> Aim:
Reproduce the material exactly, omitting nothing.

════════

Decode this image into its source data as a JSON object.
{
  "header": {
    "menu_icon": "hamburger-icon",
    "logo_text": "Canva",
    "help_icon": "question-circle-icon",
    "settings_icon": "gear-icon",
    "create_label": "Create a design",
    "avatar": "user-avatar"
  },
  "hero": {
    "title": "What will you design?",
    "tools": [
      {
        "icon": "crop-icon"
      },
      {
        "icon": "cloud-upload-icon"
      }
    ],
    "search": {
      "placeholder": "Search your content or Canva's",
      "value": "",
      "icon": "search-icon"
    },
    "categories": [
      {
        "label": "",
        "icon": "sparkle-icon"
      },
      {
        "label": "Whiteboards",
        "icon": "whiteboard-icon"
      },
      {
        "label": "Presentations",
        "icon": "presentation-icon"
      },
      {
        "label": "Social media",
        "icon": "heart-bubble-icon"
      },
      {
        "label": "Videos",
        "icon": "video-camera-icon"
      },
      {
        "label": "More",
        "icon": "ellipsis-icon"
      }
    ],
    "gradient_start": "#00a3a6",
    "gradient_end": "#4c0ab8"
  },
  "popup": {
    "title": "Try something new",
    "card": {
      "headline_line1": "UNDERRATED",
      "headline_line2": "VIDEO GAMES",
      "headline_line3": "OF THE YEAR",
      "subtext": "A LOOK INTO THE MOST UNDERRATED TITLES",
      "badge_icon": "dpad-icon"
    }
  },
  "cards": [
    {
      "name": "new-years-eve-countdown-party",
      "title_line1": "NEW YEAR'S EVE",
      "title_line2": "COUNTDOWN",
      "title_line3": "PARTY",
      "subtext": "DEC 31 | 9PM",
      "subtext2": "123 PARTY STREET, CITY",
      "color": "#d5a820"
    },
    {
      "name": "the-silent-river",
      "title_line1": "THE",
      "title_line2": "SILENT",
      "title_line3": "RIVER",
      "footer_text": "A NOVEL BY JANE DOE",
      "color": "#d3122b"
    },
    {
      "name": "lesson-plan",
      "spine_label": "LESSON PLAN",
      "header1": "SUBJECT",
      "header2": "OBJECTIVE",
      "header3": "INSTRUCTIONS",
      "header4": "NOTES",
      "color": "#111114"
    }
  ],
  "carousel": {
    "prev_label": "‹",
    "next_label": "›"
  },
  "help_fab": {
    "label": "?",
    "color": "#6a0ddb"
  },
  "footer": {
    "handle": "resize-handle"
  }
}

════════

> Reply:
Decode this image into its source data as a JSON object.
{
  "header": {
    "menu_icon": "hamburger-icon",
    "logo_text": "Canva",
    "help_icon": "question-circle-icon",
    "settings_icon": "gear-icon",
    "create_label": "Create a design",
    "avatar": "user-avatar"
  },
  "hero": {
    "title": "What will you design?",
    "tools": [
      {
        "icon": "crop-icon"
      },
      {
        "icon": "cloud-upload-icon"
      }
    ],
    "search": {
      "placeholder": "Search your content or Canva's",
      "value": "",
      "icon": "search-icon"
    },
    "categories": [
      {
        "label": "",
        "icon": "sparkle-icon"
      },
      {
        "label": "Whiteboards",
        "icon": "whiteboard-icon"
      },
      {
        "label": "Presentations",
        "icon": "presentation-icon"
      },
      {
        "label": "Social media",
        "icon": "heart-bubble-icon"
      },
      {
        "label": "Videos",
        "icon": "video-camera-icon"
      },
      {
        "label": "More",
        "icon": "ellipsis-icon"
      }
    ],
    "gradient_start": "#00a3a6",
    "gradient_end": "#4c0ab8"
  },
  "popup": {
    "title": "Try something new",
    "card": {
      "headline_line1": "UNDERRATED",
      "headline_line2": "VIDEO GAMES",
      "headline_line3": "OF THE YEAR",
      "subtext": "A LOOK INTO THE MOST UNDERRATED TITLES",
      "badge_icon": "dpad-icon"
    }
  },
  "cards": [
    {
      "name": "new-years-eve-countdown-party",
      "title_line1": "NEW YEAR'S EVE",
      "title_line2": "COUNTDOWN",
      "title_line3": "PARTY",
      "subtext": "DEC 31 | 9PM",
      "subtext2": "123 PARTY STREET, CITY",
      "color": "#d5a820"
    },
    {
      "name": "the-silent-river",
      "title_line1": "THE",
      "title_line2": "SILENT",
      "title_line3": "RIVER",
      "footer_text": "A NOVEL BY JANE DOE",
      "color": "#d3122b"
    },
    {
      "name": "lesson-plan",
      "spine_label": "LESSON PLAN",
      "header1": "SUBJECT",
      "header2": "OBJECTIVE",
      "header3": "INSTRUCTIONS",
      "header4": "NOTES",
      "color": "#111114"
    }
  ],
  "carousel": {
    "prev_label": "‹",
    "next_label": "›"
  },
  "help_fab": {
    "label": "?",
    "color": "#6a0ddb"
  },
  "footer": {
    "handle": "resize-handle"
  }
}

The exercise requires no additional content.